Start of DATA FOR PROCESSING
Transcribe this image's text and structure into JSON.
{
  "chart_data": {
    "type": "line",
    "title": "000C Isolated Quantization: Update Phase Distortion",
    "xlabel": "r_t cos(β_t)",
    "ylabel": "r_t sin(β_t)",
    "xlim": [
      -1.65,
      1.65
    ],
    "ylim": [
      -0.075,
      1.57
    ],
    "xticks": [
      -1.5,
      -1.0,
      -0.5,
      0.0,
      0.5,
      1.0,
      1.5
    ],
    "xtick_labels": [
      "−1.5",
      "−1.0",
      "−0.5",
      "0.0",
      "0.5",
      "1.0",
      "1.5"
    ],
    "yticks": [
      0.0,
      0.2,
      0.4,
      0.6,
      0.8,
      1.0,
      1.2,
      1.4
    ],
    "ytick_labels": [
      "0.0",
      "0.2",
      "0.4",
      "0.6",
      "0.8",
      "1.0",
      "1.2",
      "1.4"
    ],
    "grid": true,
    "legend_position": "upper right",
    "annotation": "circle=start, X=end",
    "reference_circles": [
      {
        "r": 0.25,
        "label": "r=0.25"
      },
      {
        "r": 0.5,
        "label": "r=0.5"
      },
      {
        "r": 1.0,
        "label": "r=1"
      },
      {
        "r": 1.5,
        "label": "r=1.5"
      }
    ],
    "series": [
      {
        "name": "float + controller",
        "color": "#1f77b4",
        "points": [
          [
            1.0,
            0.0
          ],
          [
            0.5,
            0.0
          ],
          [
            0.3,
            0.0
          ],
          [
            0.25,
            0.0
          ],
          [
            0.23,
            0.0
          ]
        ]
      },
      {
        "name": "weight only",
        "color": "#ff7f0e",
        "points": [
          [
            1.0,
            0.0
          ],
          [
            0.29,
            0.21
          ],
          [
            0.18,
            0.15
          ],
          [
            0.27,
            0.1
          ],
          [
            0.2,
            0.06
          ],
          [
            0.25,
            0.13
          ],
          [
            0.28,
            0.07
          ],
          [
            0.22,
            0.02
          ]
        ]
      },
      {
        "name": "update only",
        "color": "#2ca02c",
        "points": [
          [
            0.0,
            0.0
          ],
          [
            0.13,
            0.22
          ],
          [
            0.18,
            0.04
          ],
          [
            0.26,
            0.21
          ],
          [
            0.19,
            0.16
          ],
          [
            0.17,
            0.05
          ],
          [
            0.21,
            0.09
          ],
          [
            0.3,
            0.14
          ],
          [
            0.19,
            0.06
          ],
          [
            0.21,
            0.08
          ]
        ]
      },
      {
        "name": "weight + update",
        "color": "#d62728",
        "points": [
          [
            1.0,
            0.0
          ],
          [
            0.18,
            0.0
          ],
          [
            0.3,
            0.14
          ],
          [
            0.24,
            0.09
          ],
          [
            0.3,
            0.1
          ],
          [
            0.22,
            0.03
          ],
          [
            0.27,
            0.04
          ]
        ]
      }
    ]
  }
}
End of DATA FOR PROCESSING
▸ SET PROBLEM: Each record above should be output again exactly.

▸ SOLVED EXERCISE:
Transcribe this image's text and structure into JSON.
{
  "chart_data": {
    "type": "line",
    "title": "000C Isolated Quantization: Update Phase Distortion",
    "xlabel": "r_t cos(β_t)",
    "ylabel": "r_t sin(β_t)",
    "xlim": [
      -1.65,
      1.65
    ],
    "ylim": [
      -0.075,
      1.57
    ],
    "xticks": [
      -1.5,
      -1.0,
      -0.5,
      0.0,
      0.5,
      1.0,
      1.5
    ],
    "xtick_labels": [
      "−1.5",
      "−1.0",
      "−0.5",
      "0.0",
      "0.5",
      "1.0",
      "1.5"
    ],
    "yticks": [
      0.0,
      0.2,
      0.4,
      0.6,
      0.8,
      1.0,
      1.2,
      1.4
    ],
    "ytick_labels": [
      "0.0",
      "0.2",
      "0.4",
      "0.6",
      "0.8",
      "1.0",
      "1.2",
      "1.4"
    ],
    "grid": true,
    "legend_position": "upper right",
    "annotation": "circle=start, X=end",
    "reference_circles": [
      {
        "r": 0.25,
        "label": "r=0.25"
      },
      {
        "r": 0.5,
        "label": "r=0.5"
      },
      {
        "r": 1.0,
        "label": "r=1"
      },
      {
        "r": 1.5,
        "label": "r=1.5"
      }
    ],
    "series": [
      {
        "name": "float + controller",
        "color": "#1f77b4",
        "points": [
          [
            1.0,
            0.0
          ],
          [
            0.5,
            0.0
          ],
          [
            0.3,
            0.0
          ],
          [
            0.25,
            0.0
          ],
          [
            0.23,
            0.0
          ]
        ]
      },
      {
        "name": "weight only",
        "color": "#ff7f0e",
        "points": [
          [
            1.0,
            0.0
          ],
          [
            0.29,
            0.21
          ],
          [
            0.18,
            0.15
          ],
          [
            0.27,
            0.1
          ],
          [
            0.2,
            0.06
          ],
          [
            0.25,
            0.13
          ],
          [
            0.28,
            0.07
          ],
          [
            0.22,
            0.02
          ]
        ]
      },
      {
        "name": "update only",
        "color": "#2ca02c",
        "points": [
          [
            0.0,
            0.0
          ],
          [
            0.13,
            0.22
          ],
          [
            0.18,
            0.04
          ],
          [
            0.26,
            0.21
          ],
          [
            0.19,
            0.16
          ],
          [
            0.17,
            0.05
          ],
          [
            0.21,
            0.09
          ],
          [
            0.3,
            0.14
          ],
          [
            0.19,
            0.06
          ],
          [
            0.21,
            0.08
          ]
        ]
      },
      {
        "name": "weight + update",
        "color": "#d62728",
        "points": [
          [
            1.0,
            0.0
          ],
          [
            0.18,
            0.0
          ],
          [
            0.3,
            0.14
          ],
          [
            0.24,
            0.09
          ],
          [
            0.3,
            0.1
          ],
          [
            0.22,
            0.03
          ],
          [
            0.27,
            0.04
          ]
        ]
      }
    ]
  }
}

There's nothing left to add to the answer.